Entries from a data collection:
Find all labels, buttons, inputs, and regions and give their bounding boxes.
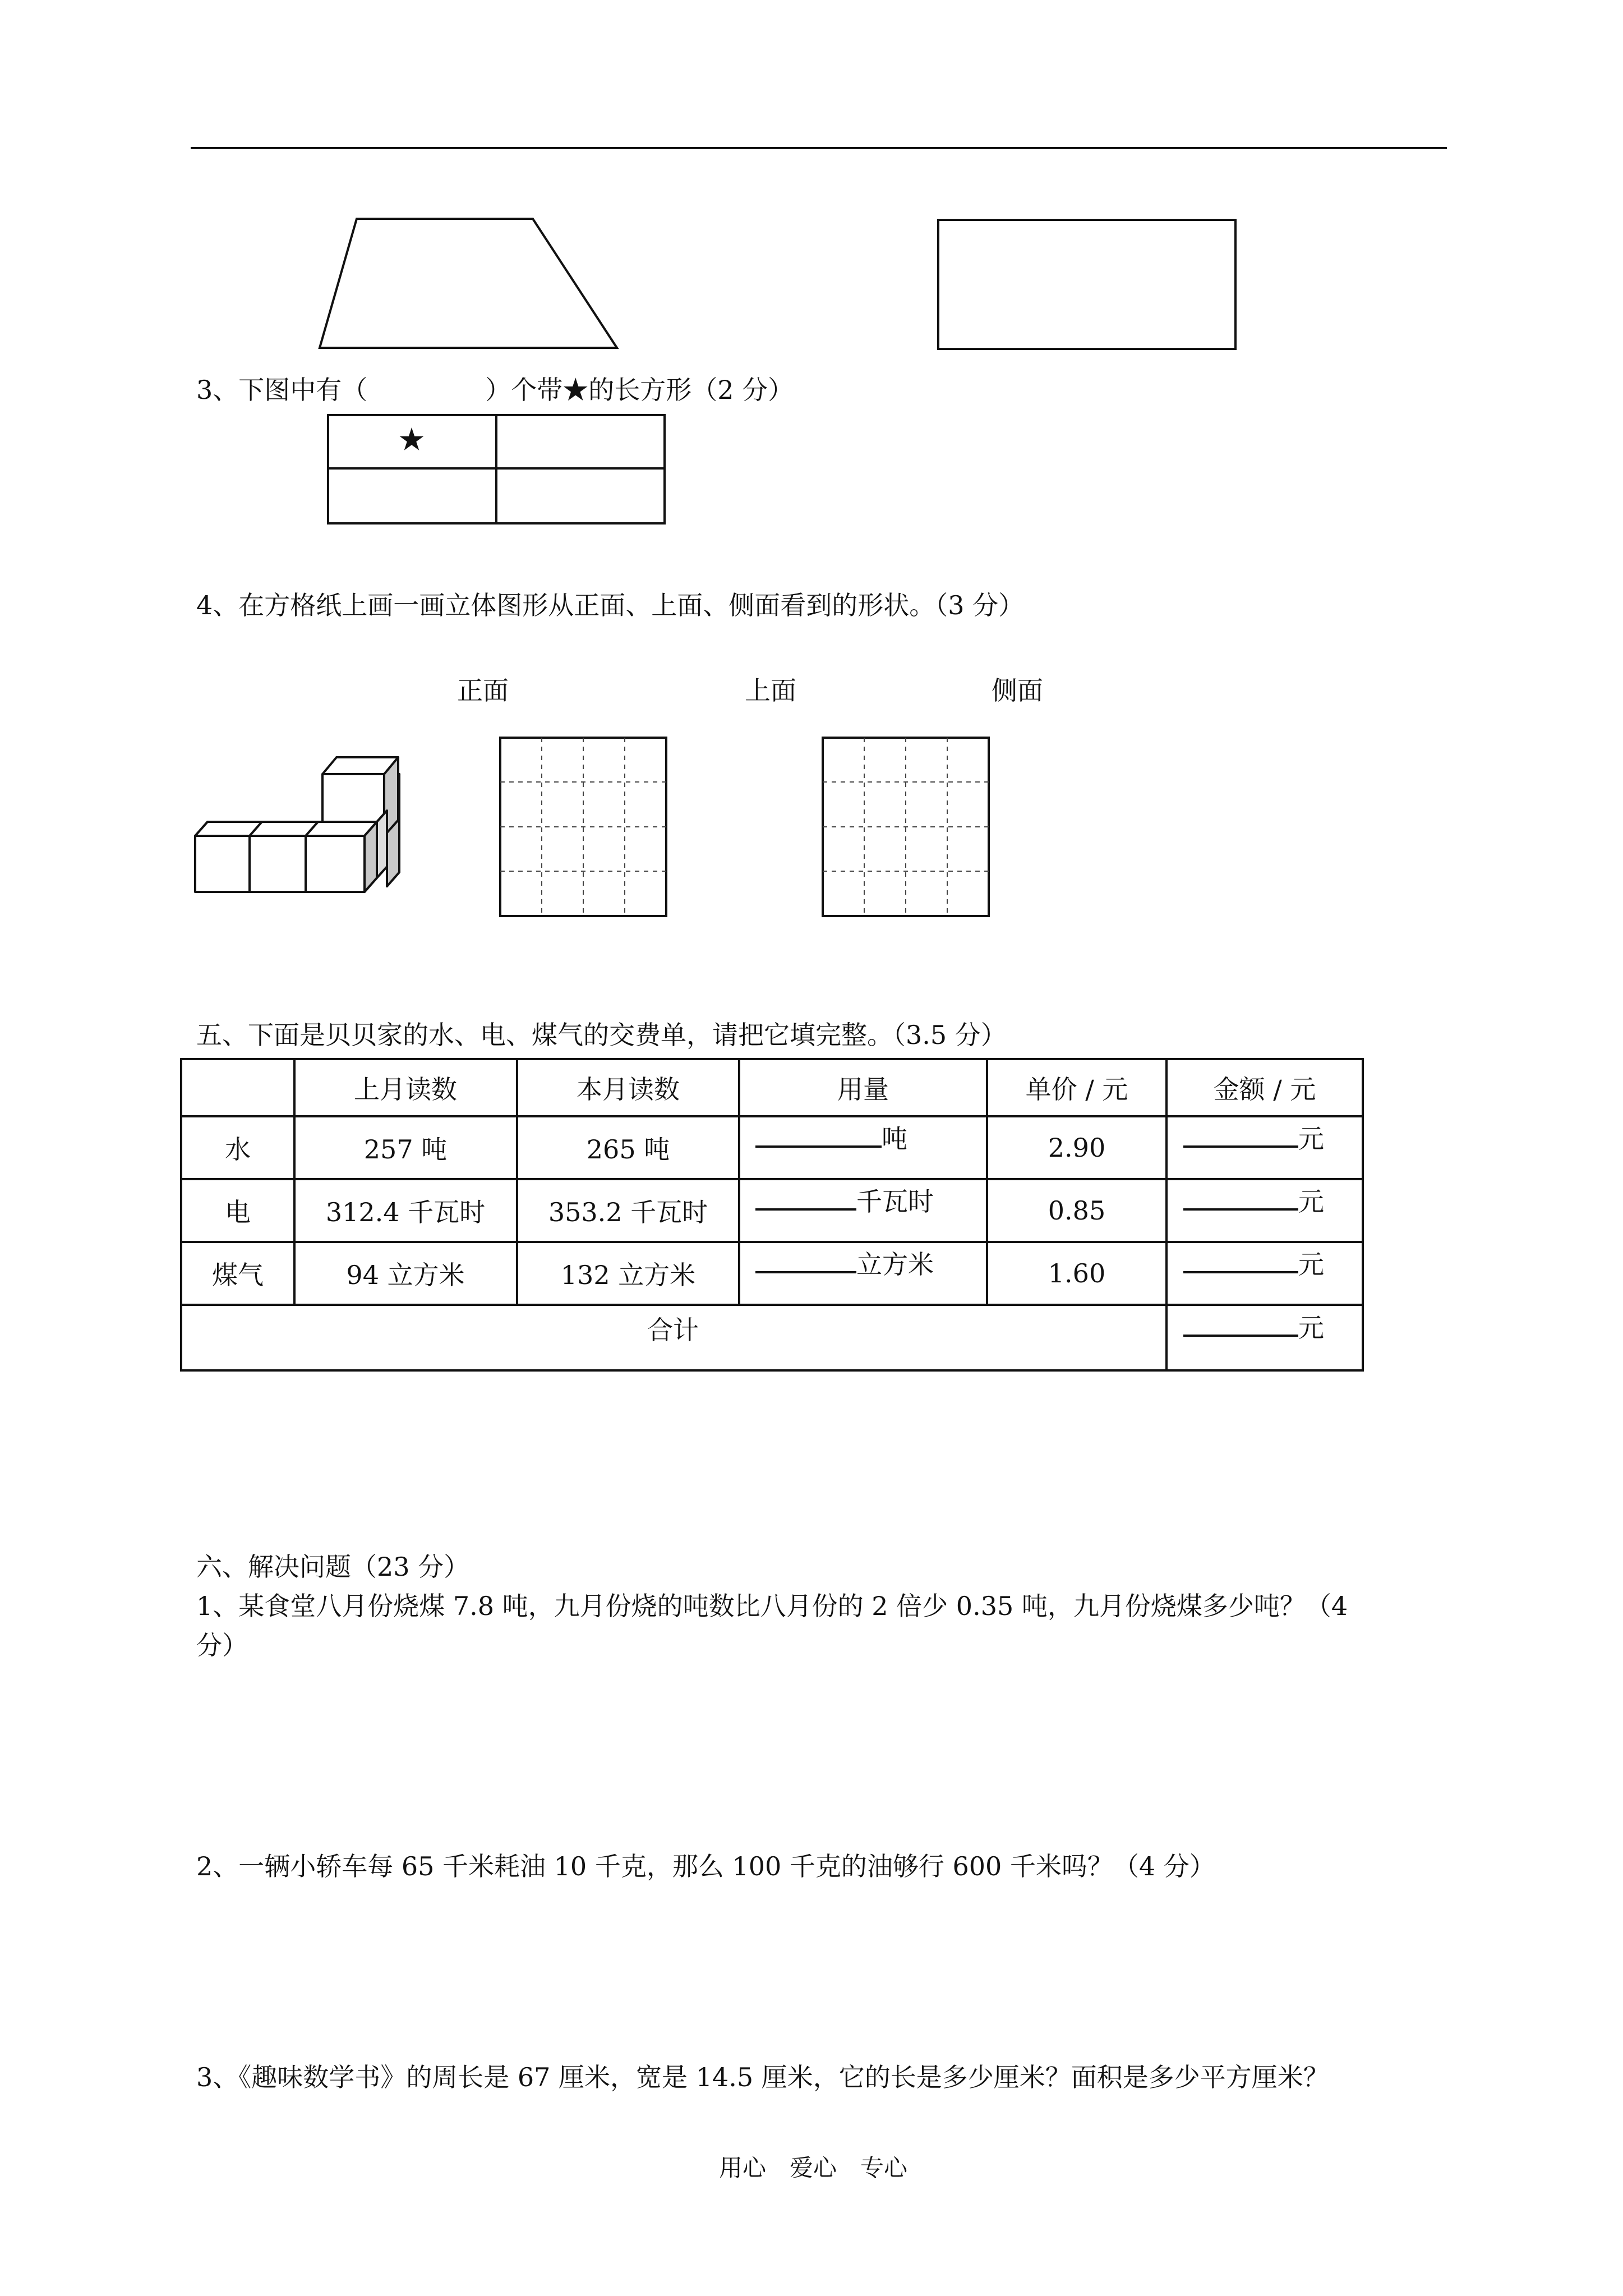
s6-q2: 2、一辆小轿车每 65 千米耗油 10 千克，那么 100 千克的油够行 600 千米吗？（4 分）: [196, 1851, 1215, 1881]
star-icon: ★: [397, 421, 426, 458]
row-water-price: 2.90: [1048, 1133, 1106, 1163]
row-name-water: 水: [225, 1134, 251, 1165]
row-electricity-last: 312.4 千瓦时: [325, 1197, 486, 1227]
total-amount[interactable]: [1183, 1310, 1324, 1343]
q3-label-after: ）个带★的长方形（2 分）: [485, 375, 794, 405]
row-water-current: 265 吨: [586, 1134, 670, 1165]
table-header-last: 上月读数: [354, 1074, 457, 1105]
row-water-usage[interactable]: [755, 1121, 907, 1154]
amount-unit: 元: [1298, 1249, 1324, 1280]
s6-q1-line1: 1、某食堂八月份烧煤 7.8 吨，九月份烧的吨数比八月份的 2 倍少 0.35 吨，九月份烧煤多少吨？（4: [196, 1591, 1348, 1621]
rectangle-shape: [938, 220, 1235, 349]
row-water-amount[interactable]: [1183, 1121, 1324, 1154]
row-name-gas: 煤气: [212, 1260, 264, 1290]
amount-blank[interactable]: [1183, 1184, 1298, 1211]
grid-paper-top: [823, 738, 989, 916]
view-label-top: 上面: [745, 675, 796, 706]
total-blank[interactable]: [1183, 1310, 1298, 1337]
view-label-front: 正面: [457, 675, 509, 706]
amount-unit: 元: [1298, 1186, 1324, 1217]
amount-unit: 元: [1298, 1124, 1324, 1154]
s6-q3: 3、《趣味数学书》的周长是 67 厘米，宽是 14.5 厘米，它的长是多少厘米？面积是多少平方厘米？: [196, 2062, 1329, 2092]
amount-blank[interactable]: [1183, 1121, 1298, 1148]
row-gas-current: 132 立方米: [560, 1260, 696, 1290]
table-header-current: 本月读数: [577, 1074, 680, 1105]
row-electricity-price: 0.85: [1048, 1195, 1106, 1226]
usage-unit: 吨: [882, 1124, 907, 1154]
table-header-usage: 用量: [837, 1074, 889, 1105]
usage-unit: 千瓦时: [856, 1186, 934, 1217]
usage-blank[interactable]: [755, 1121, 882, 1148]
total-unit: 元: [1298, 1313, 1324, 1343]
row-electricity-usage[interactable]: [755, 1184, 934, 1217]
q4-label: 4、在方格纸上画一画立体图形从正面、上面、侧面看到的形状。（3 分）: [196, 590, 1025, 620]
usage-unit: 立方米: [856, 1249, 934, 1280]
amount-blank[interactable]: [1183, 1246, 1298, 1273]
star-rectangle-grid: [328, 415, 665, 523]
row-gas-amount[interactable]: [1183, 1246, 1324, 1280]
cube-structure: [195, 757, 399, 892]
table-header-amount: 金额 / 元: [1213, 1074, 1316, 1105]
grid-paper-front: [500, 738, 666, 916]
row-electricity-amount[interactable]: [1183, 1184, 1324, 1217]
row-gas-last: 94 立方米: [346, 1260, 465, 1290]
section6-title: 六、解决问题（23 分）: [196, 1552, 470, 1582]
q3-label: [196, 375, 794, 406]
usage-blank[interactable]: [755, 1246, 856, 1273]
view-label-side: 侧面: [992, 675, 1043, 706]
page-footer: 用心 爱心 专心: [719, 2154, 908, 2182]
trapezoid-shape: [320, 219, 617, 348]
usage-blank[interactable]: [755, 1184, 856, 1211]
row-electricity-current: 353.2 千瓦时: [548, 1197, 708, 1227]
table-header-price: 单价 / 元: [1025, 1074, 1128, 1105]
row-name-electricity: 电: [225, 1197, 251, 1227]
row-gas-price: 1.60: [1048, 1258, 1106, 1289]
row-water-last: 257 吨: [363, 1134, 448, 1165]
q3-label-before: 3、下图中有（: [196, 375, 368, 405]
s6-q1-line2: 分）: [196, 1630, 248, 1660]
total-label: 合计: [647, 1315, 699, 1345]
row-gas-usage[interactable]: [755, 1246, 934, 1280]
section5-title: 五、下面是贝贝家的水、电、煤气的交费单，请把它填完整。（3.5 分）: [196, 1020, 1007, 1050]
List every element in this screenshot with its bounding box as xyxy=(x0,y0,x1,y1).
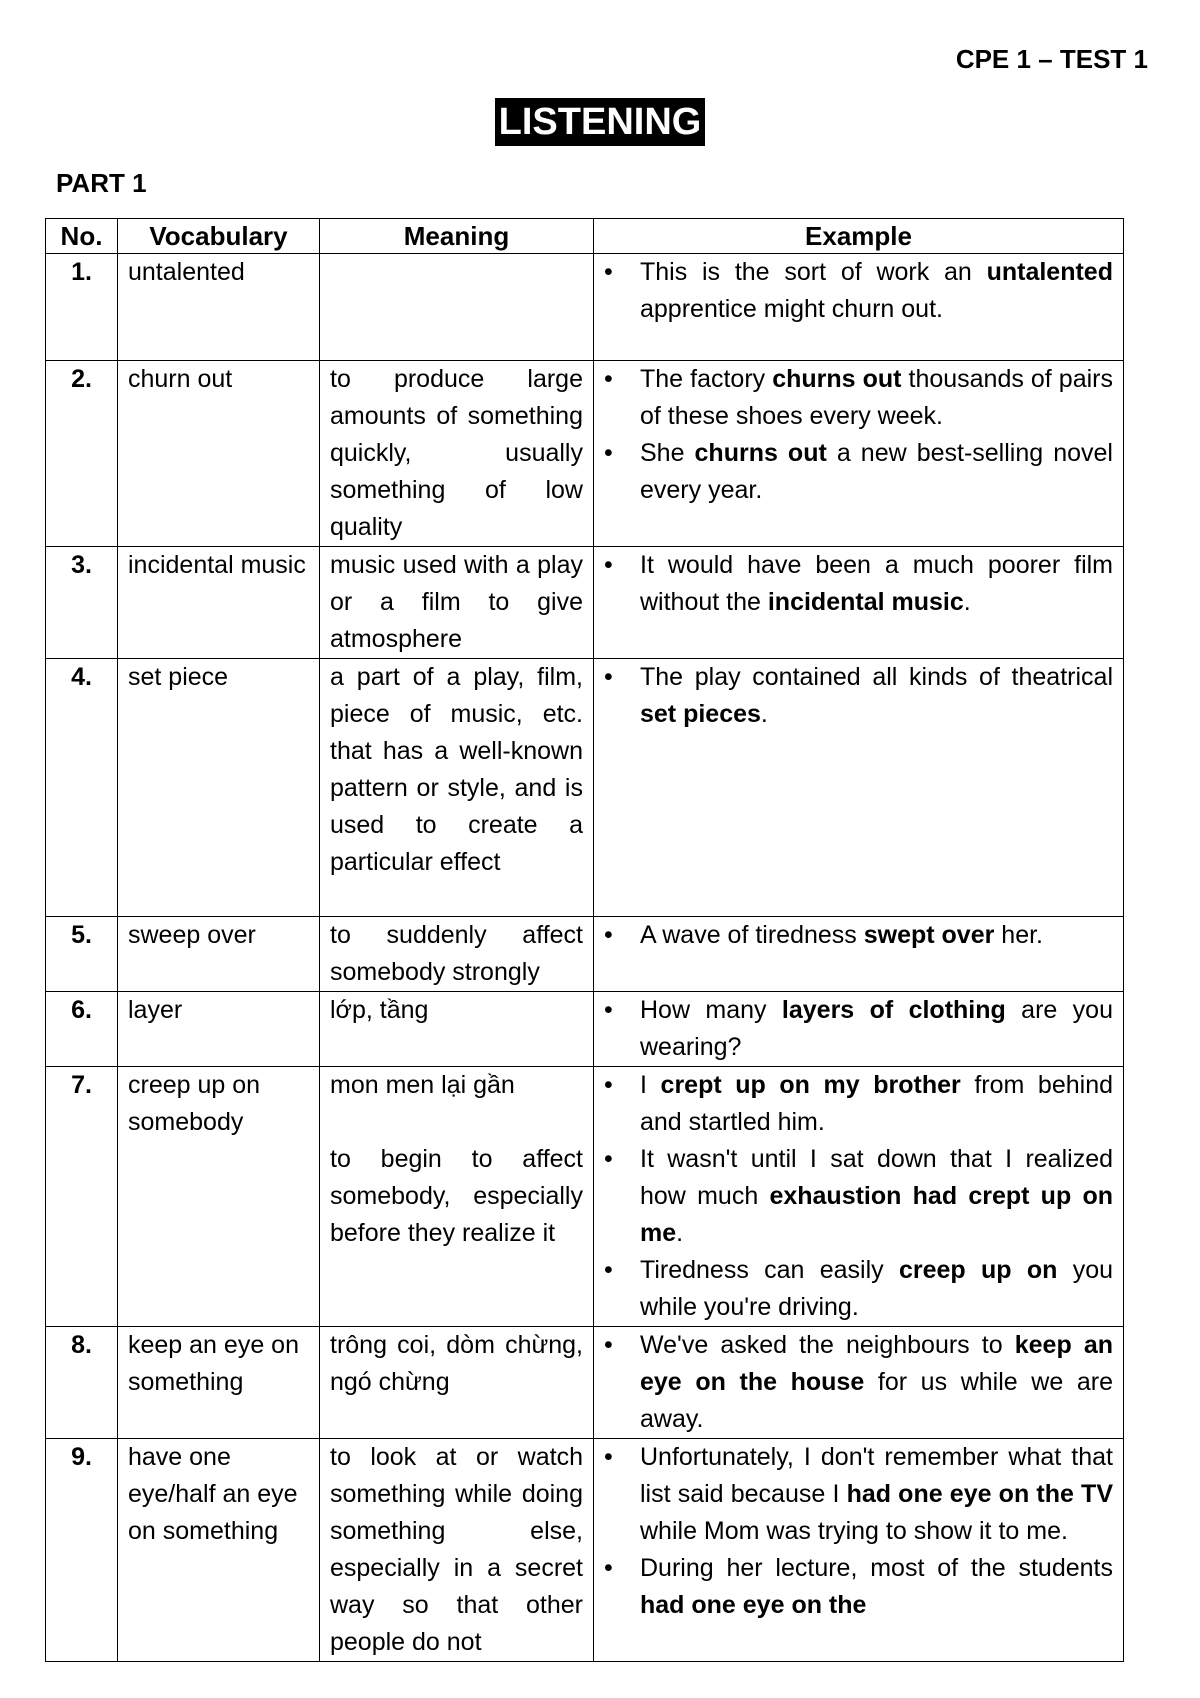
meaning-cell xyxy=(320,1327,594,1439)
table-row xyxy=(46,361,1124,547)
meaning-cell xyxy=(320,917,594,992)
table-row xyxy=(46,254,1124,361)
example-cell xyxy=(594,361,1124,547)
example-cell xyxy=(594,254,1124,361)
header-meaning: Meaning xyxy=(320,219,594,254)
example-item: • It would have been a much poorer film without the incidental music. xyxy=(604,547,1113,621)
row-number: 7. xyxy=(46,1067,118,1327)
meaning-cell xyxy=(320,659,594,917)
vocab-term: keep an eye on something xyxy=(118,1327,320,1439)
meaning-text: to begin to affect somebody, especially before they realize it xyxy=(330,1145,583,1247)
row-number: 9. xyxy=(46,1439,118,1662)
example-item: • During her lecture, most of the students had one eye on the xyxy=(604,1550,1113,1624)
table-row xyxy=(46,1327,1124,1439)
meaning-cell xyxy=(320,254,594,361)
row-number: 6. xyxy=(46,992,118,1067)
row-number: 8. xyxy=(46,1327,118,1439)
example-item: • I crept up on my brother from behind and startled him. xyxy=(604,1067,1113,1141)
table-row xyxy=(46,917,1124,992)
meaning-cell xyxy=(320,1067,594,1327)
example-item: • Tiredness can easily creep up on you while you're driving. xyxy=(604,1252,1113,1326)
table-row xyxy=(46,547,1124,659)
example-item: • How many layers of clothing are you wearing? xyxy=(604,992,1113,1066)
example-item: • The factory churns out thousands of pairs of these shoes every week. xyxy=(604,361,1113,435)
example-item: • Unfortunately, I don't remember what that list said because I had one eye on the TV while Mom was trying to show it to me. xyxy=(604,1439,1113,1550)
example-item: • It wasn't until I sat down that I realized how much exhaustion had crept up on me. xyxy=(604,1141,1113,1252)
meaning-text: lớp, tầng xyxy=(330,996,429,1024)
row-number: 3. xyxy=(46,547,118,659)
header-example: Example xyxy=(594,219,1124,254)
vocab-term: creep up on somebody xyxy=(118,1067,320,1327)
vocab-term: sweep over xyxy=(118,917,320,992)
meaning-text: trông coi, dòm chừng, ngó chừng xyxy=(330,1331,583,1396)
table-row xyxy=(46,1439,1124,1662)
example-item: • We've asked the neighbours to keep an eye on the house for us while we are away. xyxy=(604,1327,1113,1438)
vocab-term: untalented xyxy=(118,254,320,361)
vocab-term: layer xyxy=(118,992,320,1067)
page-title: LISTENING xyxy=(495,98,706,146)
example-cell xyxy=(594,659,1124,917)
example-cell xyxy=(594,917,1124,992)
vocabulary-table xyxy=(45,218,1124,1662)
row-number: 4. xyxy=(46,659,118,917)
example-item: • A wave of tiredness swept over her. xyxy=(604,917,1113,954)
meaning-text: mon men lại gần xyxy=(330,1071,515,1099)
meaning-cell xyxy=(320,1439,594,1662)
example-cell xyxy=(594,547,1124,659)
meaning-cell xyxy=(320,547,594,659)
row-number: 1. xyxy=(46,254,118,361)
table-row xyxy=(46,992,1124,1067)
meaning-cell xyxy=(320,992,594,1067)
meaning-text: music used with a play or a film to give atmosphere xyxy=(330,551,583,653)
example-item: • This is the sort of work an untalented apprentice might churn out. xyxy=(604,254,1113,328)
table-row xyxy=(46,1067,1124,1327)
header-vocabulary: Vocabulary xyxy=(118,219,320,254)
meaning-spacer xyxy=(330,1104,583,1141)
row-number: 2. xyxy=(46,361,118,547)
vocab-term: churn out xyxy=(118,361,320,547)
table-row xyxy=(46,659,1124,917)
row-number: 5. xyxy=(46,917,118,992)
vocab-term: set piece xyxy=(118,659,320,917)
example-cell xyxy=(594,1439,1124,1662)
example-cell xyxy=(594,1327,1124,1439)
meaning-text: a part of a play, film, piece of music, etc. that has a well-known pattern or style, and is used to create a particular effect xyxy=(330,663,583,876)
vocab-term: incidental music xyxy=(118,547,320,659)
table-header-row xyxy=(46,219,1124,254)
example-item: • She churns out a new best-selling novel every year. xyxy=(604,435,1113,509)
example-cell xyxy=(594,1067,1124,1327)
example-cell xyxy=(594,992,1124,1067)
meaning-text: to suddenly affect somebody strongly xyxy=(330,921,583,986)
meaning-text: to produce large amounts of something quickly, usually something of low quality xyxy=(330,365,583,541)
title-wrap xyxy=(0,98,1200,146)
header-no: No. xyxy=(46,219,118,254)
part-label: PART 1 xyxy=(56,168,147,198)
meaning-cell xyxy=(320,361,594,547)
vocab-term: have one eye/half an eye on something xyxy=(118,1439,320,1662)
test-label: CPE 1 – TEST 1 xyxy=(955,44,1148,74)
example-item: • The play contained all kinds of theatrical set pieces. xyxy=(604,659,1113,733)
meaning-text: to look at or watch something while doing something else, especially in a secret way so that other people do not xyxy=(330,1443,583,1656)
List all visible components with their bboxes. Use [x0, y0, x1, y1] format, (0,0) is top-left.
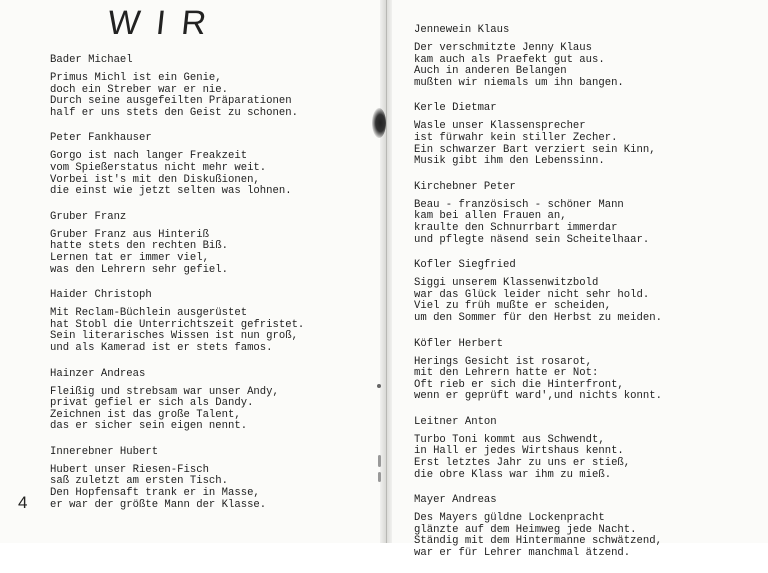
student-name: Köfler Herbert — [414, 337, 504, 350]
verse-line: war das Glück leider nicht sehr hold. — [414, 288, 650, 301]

# [Exercise requirements]
Reproduce only the entries from the line with "s6-q2: 2、一辆小轿车每 65" up to and including the line with "row-water-usage[interactable]: [755, 1121, 907, 1154]". Switch "total-amount" to "total-sum" and leave everything else unchanged.

# [Task output]
s6-q2: 2、一辆小轿车每 65 千米耗油 10 千克，那么 100 千克的油够行 600 千米吗？（4 分）: [196, 1851, 1215, 1881]
star-icon: ★: [397, 421, 426, 458]
row-water-price: 2.90: [1048, 1133, 1106, 1163]
row-name-water: 水: [225, 1134, 251, 1165]
row-electricity-last: 312.4 千瓦时: [325, 1197, 486, 1227]
total-sum[interactable]: [1183, 1310, 1324, 1343]
q3-label-after: ）个带★的长方形（2 分）: [485, 375, 794, 405]
row-water-current: 265 吨: [586, 1134, 670, 1165]
table-header-last: 上月读数: [354, 1074, 457, 1105]
row-water-usage[interactable]: [755, 1121, 907, 1154]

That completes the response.